> Given instruction
Copy each of the following items word for word, without changing anything.

Items taken from a collection
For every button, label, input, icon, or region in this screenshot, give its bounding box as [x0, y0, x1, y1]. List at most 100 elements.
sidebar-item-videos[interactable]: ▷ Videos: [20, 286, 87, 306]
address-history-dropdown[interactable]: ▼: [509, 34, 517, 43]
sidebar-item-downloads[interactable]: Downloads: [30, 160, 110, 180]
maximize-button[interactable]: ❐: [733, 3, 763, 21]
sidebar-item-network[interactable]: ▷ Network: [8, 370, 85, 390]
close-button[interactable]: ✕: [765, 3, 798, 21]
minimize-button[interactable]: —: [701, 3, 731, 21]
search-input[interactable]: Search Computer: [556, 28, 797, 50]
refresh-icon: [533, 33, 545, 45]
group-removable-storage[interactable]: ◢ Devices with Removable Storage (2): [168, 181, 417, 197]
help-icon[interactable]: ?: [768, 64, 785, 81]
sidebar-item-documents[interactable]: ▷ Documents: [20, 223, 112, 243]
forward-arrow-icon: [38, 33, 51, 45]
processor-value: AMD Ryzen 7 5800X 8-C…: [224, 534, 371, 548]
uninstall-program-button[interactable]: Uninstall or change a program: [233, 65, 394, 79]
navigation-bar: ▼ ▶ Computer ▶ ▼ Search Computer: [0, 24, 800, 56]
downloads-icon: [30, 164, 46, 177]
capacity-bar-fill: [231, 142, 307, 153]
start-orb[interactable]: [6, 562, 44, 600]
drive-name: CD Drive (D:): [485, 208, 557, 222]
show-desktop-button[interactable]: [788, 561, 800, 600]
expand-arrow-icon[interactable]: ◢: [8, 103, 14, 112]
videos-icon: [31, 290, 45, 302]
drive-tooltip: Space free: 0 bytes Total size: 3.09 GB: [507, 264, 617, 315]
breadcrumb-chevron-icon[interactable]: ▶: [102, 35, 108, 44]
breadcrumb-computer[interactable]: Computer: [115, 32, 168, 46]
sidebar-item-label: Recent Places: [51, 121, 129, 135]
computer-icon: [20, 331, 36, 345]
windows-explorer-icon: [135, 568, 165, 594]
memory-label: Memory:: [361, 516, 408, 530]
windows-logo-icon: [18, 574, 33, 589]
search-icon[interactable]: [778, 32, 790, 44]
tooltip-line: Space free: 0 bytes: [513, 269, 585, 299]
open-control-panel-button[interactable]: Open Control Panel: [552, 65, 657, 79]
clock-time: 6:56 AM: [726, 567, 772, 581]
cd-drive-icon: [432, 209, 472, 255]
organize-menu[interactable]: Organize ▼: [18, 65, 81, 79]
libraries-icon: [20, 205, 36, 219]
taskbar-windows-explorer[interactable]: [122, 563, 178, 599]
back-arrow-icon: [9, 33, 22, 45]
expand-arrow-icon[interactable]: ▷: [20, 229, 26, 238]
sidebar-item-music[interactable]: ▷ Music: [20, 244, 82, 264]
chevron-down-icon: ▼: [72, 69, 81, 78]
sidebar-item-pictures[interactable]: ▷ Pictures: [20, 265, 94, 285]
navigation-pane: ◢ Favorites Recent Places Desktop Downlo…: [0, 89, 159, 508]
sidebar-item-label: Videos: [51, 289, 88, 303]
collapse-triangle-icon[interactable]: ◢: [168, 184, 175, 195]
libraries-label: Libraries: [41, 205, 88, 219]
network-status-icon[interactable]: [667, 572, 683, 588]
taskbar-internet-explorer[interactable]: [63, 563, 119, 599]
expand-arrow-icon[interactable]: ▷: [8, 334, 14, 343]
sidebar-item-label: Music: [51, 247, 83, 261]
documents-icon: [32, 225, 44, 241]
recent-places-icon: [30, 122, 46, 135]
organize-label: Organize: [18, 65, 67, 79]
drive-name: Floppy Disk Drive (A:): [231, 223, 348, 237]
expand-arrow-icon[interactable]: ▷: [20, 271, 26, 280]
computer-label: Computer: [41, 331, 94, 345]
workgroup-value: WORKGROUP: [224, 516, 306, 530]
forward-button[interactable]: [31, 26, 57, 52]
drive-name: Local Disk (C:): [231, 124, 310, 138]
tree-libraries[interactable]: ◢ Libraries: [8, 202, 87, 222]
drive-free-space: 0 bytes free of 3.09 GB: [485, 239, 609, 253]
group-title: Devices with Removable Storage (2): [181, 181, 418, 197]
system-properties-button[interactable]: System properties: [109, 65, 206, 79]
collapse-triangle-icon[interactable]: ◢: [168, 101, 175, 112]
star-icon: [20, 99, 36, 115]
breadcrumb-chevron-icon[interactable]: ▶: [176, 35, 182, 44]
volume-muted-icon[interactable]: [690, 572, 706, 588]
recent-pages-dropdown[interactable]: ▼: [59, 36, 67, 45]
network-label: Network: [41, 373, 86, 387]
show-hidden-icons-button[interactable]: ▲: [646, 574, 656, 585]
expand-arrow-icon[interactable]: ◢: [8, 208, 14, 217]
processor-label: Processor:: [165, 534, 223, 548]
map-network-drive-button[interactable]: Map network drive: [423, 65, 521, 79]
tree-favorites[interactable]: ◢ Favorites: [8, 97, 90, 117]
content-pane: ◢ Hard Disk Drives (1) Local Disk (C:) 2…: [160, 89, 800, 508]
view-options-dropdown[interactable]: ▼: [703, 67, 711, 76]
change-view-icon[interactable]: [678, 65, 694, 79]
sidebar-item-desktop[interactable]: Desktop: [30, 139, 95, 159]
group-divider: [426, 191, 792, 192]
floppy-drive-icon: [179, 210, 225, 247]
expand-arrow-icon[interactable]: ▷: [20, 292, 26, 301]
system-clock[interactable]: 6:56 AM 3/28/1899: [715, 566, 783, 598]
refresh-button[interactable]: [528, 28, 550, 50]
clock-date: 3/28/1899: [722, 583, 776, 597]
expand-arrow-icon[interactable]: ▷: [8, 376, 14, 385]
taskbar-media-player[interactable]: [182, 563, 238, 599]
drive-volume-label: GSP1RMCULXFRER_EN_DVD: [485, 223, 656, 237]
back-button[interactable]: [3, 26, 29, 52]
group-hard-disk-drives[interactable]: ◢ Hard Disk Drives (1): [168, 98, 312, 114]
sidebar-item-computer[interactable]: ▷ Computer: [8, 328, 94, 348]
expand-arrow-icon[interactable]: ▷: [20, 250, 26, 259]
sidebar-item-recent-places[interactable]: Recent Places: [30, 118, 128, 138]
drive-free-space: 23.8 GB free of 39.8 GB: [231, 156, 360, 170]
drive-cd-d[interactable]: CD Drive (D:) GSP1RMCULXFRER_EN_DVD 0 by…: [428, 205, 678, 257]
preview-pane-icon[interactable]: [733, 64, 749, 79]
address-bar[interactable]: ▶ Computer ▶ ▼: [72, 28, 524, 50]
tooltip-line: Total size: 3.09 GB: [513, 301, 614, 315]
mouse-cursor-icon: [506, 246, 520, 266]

> Response
For every button, label, input, icon, or region in this screenshot, give its bounding box as [x0, y0, x1, y1]. List at most 100 elements.
sidebar-item-videos[interactable]: ▷ Videos: [20, 286, 87, 306]
address-history-dropdown[interactable]: ▼: [509, 34, 517, 43]
sidebar-item-downloads[interactable]: Downloads: [30, 160, 110, 180]
maximize-button[interactable]: ❐: [733, 3, 763, 21]
sidebar-item-network[interactable]: ▷ Network: [8, 370, 85, 390]
close-button[interactable]: ✕: [765, 3, 798, 21]
minimize-button[interactable]: —: [701, 3, 731, 21]
search-input[interactable]: Search Computer: [556, 28, 797, 50]
refresh-icon: [533, 33, 545, 45]
group-removable-storage[interactable]: ◢ Devices with Removable Storage (2): [168, 181, 417, 197]
help-icon[interactable]: ?: [768, 64, 785, 81]
sidebar-item-documents[interactable]: ▷ Documents: [20, 223, 112, 243]
forward-arrow-icon: [38, 33, 51, 45]
processor-value: AMD Ryzen 7 5800X 8-C…: [224, 534, 371, 548]
uninstall-program-button[interactable]: Uninstall or change a program: [233, 65, 394, 79]
navigation-bar: ▼ ▶ Computer ▶ ▼ Search Computer: [0, 24, 800, 56]
downloads-icon: [30, 164, 46, 177]
capacity-bar-fill: [231, 142, 307, 153]
start-orb[interactable]: [6, 562, 44, 600]
drive-name: CD Drive (D:): [485, 208, 557, 222]
show-desktop-button[interactable]: [788, 561, 800, 600]
expand-arrow-icon[interactable]: ◢: [8, 103, 14, 112]
videos-icon: [31, 290, 45, 302]
drive-tooltip: Space free: 0 bytes Total size: 3.09 GB: [507, 264, 617, 315]
breadcrumb-chevron-icon[interactable]: ▶: [102, 35, 108, 44]
breadcrumb-computer[interactable]: Computer: [115, 32, 168, 46]
sidebar-item-label: Recent Places: [51, 121, 129, 135]
computer-icon: [20, 331, 36, 345]
windows-explorer-icon: [135, 568, 165, 594]
memory-label: Memory:: [361, 516, 408, 530]
windows-logo-icon: [18, 574, 33, 589]
search-icon[interactable]: [778, 32, 790, 44]
tooltip-line: Space free: 0 bytes: [513, 269, 585, 299]
open-control-panel-button[interactable]: Open Control Panel: [552, 65, 657, 79]
clock-time: 6:56 AM: [726, 567, 772, 581]
cd-drive-icon: [432, 209, 472, 255]
organize-menu[interactable]: Organize ▼: [18, 65, 81, 79]
libraries-icon: [20, 205, 36, 219]
taskbar-windows-explorer[interactable]: [122, 563, 178, 599]
back-arrow-icon: [9, 33, 22, 45]
expand-arrow-icon[interactable]: ▷: [20, 229, 26, 238]
sidebar-item-music[interactable]: ▷ Music: [20, 244, 82, 264]
chevron-down-icon: ▼: [72, 69, 81, 78]
sidebar-item-pictures[interactable]: ▷ Pictures: [20, 265, 94, 285]
navigation-pane: ◢ Favorites Recent Places Desktop Downlo…: [0, 89, 159, 508]
sidebar-item-label: Videos: [51, 289, 88, 303]
collapse-triangle-icon[interactable]: ◢: [168, 184, 175, 195]
libraries-label: Libraries: [41, 205, 88, 219]
network-status-icon[interactable]: [667, 572, 683, 588]
taskbar-internet-explorer[interactable]: [63, 563, 119, 599]
expand-arrow-icon[interactable]: ▷: [8, 334, 14, 343]
sidebar-item-label: Music: [51, 247, 83, 261]
documents-icon: [32, 225, 44, 241]
recent-places-icon: [30, 122, 46, 135]
organize-label: Organize: [18, 65, 67, 79]
drive-name: Floppy Disk Drive (A:): [231, 223, 348, 237]
expand-arrow-icon[interactable]: ▷: [20, 271, 26, 280]
computer-label: Computer: [41, 331, 94, 345]
workgroup-value: WORKGROUP: [224, 516, 306, 530]
forward-button[interactable]: [31, 26, 57, 52]
drive-name: Local Disk (C:): [231, 124, 310, 138]
tree-libraries[interactable]: ◢ Libraries: [8, 202, 87, 222]
drive-free-space: 0 bytes free of 3.09 GB: [485, 239, 609, 253]
group-title: Devices with Removable Storage (2): [181, 181, 418, 197]
system-properties-button[interactable]: System properties: [109, 65, 206, 79]
collapse-triangle-icon[interactable]: ◢: [168, 101, 175, 112]
star-icon: [20, 99, 36, 115]
breadcrumb-chevron-icon[interactable]: ▶: [176, 35, 182, 44]
volume-muted-icon[interactable]: [690, 572, 706, 588]
recent-pages-dropdown[interactable]: ▼: [59, 36, 67, 45]
network-label: Network: [41, 373, 86, 387]
show-hidden-icons-button[interactable]: ▲: [646, 574, 656, 585]
expand-arrow-icon[interactable]: ◢: [8, 208, 14, 217]
processor-label: Processor:: [165, 534, 223, 548]
map-network-drive-button[interactable]: Map network drive: [423, 65, 521, 79]
tree-favorites[interactable]: ◢ Favorites: [8, 97, 90, 117]
content-pane: ◢ Hard Disk Drives (1) Local Disk (C:) 2…: [160, 89, 800, 508]
view-options-dropdown[interactable]: ▼: [703, 67, 711, 76]
change-view-icon[interactable]: [678, 65, 694, 79]
sidebar-item-desktop[interactable]: Desktop: [30, 139, 95, 159]
group-divider: [426, 191, 792, 192]
floppy-drive-icon: [179, 210, 225, 247]
expand-arrow-icon[interactable]: ▷: [20, 292, 26, 301]
system-clock[interactable]: 6:56 AM 3/28/1899: [715, 566, 783, 598]
refresh-button[interactable]: [528, 28, 550, 50]
clock-date: 3/28/1899: [722, 583, 776, 597]
expand-arrow-icon[interactable]: ▷: [8, 376, 14, 385]
taskbar-media-player[interactable]: [182, 563, 238, 599]
drive-volume-label: GSP1RMCULXFRER_EN_DVD: [485, 223, 656, 237]
back-button[interactable]: [3, 26, 29, 52]
group-hard-disk-drives[interactable]: ◢ Hard Disk Drives (1): [168, 98, 312, 114]
sidebar-item-computer[interactable]: ▷ Computer: [8, 328, 94, 348]
expand-arrow-icon[interactable]: ▷: [20, 250, 26, 259]
sidebar-item-recent-places[interactable]: Recent Places: [30, 118, 128, 138]
drive-free-space: 23.8 GB free of 39.8 GB: [231, 156, 360, 170]
drive-cd-d[interactable]: CD Drive (D:) GSP1RMCULXFRER_EN_DVD 0 by…: [428, 205, 678, 257]
preview-pane-icon[interactable]: [733, 64, 749, 79]
address-bar[interactable]: ▶ Computer ▶ ▼: [72, 28, 524, 50]
tooltip-line: Total size: 3.09 GB: [513, 301, 614, 315]
mouse-cursor-icon: [506, 246, 520, 266]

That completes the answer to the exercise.